SET TASK:
In the listing below, pick out lines with "基础医学".

RECORDS TO PROCESS:
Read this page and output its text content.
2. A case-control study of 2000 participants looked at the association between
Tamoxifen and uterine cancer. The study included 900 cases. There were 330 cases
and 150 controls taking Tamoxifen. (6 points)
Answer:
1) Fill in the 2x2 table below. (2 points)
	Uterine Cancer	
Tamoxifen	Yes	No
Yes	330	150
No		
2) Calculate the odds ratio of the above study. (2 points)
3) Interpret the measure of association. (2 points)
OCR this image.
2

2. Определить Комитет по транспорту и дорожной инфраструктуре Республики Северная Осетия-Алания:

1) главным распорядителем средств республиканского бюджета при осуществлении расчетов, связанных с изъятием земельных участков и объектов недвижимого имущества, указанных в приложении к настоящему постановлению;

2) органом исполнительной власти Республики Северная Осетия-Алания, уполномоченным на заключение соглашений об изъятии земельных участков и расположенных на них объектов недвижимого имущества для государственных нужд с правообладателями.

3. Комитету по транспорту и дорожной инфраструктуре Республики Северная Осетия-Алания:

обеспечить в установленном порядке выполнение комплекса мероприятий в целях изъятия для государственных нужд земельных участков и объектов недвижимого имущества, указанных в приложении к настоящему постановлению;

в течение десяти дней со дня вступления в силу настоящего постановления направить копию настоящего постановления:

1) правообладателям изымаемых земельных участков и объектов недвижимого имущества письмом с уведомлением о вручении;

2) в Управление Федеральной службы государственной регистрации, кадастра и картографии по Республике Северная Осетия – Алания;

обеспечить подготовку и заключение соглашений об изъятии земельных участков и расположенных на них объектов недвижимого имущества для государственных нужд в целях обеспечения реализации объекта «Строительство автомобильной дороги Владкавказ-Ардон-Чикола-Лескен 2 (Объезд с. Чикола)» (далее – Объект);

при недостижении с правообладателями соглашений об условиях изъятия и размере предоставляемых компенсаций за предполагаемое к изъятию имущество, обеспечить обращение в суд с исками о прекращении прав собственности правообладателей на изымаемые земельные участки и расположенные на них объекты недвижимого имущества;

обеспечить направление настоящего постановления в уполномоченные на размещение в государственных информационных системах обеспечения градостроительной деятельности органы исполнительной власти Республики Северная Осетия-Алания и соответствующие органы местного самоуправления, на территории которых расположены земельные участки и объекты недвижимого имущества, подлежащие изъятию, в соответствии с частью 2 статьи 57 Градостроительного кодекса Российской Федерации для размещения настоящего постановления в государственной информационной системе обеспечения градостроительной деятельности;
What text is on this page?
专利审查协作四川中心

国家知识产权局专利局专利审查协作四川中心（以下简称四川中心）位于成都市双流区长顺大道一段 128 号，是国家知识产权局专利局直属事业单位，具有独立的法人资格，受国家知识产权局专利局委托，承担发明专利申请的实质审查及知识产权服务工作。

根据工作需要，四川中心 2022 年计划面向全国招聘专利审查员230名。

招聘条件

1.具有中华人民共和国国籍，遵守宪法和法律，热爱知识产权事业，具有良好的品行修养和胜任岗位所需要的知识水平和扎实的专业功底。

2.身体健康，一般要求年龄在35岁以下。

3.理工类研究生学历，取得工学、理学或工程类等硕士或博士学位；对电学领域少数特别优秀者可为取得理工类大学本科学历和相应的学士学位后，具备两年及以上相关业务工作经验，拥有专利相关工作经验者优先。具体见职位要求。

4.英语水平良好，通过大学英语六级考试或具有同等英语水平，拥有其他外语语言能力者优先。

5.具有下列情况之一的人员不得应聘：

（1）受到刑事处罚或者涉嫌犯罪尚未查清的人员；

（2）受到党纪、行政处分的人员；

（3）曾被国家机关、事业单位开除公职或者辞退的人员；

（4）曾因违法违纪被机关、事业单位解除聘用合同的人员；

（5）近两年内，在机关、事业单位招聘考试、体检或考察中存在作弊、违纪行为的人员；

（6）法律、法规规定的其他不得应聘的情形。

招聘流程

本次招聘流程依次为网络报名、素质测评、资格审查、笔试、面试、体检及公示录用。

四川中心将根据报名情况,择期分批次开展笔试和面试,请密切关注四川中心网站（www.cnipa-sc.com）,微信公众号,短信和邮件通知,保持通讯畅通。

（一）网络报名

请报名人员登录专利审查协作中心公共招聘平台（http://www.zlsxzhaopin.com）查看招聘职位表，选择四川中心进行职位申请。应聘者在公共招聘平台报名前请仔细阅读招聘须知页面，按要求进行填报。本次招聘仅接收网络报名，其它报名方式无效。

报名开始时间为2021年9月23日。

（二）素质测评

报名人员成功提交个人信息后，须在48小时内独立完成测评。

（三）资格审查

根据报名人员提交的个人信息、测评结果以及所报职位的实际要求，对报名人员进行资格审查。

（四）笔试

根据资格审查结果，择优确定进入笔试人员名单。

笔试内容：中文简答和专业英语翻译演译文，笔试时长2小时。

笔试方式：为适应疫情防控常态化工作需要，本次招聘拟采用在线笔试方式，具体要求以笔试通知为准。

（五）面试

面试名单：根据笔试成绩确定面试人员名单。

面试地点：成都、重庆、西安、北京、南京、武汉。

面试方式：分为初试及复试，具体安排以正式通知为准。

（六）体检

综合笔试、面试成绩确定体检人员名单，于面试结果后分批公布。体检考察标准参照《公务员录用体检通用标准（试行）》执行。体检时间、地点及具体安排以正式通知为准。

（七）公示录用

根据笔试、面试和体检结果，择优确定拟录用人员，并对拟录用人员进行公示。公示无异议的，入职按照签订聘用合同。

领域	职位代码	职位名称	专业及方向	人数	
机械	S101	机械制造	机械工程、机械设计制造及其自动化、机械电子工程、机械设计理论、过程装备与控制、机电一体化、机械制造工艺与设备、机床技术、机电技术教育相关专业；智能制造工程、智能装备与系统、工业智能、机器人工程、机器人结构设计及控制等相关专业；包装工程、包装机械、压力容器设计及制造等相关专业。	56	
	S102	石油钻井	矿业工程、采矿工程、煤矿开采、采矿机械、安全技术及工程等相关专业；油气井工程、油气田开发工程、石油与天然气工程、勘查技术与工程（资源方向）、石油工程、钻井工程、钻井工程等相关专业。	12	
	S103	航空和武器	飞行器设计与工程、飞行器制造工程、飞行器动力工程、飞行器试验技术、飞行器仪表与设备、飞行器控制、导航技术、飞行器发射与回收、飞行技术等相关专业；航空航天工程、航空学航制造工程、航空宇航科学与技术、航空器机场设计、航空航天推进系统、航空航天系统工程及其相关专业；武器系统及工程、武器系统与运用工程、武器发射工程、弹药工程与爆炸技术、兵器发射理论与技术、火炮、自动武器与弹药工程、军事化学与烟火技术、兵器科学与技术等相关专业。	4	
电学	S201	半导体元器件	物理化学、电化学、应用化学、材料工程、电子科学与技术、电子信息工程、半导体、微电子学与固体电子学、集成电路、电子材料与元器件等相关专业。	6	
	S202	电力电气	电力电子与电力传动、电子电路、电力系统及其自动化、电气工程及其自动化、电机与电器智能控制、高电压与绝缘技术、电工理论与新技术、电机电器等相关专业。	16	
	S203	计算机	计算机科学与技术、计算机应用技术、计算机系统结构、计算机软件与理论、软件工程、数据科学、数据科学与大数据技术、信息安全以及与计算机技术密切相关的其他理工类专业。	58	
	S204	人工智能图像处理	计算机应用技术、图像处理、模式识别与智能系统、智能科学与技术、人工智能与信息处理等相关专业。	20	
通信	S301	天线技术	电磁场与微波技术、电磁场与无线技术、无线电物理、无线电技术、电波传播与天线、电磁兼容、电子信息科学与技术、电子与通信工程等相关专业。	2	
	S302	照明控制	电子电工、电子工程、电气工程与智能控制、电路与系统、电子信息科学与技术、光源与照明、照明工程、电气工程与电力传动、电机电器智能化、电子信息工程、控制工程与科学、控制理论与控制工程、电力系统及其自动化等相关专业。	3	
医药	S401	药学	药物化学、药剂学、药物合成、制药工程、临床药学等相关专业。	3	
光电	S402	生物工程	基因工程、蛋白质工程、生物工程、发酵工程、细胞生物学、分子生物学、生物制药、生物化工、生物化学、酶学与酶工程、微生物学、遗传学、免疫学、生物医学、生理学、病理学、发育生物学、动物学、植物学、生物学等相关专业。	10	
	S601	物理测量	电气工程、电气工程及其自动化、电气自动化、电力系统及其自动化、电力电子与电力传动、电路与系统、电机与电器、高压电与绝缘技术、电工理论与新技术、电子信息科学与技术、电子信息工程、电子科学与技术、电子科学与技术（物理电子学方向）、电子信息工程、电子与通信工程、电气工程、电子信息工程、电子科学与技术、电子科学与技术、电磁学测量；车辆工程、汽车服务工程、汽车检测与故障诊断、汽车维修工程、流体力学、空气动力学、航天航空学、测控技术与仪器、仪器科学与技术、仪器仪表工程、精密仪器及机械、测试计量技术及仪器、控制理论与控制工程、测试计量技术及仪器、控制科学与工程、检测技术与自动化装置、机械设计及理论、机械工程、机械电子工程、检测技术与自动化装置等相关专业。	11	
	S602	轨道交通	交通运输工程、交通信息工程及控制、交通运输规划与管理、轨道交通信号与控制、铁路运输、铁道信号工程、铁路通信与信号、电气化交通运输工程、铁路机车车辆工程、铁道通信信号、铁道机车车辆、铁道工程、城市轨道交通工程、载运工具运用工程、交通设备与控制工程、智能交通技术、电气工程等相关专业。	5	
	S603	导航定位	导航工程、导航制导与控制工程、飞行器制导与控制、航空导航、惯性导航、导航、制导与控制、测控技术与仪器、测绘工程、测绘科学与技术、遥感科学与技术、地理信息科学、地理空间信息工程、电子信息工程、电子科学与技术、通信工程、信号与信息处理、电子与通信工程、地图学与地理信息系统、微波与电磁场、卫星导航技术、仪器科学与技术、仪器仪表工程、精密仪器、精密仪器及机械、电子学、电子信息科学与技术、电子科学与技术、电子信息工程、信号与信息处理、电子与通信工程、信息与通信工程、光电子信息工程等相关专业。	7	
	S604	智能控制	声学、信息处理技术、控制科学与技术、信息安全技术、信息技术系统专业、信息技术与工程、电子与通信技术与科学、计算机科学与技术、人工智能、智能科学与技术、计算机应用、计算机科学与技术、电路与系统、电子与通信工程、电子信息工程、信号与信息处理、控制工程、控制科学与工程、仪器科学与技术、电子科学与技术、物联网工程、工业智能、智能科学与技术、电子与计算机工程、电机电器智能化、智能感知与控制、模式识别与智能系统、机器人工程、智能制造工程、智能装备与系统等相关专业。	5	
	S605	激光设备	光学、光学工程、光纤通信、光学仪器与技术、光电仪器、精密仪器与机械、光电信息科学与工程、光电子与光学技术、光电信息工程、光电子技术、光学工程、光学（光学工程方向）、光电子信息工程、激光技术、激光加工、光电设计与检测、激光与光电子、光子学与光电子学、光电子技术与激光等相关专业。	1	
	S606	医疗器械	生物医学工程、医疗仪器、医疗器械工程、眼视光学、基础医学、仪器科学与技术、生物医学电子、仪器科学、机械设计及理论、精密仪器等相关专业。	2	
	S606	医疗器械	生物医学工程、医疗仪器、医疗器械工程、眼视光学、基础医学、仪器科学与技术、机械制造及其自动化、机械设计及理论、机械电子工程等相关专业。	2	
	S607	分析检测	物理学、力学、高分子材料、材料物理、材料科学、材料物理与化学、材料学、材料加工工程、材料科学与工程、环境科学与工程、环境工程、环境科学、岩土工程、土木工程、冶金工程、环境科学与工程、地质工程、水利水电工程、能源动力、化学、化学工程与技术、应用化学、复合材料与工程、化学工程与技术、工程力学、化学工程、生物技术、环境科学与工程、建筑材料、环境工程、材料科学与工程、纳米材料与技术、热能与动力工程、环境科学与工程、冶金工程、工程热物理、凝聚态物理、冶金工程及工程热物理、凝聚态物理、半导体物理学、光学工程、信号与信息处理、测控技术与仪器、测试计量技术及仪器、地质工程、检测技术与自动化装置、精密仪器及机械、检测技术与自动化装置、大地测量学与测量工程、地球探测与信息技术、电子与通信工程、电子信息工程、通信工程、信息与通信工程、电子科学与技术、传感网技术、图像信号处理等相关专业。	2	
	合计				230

WORKED SOLUTION:
	S606	医疗器械	生物医学工程、医疗仪器、医疗器械工程、眼视光学、基础医学、仪器科学与技术、生物医学电子、仪器科学、机械设计及理论、精密仪器等相关专业。	2	
	S606	医疗器械	生物医学工程、医疗仪器、医疗器械工程、眼视光学、基础医学、仪器科学与技术、机械制造及其自动化、机械设计及理论、机械电子工程等相关专业。	2	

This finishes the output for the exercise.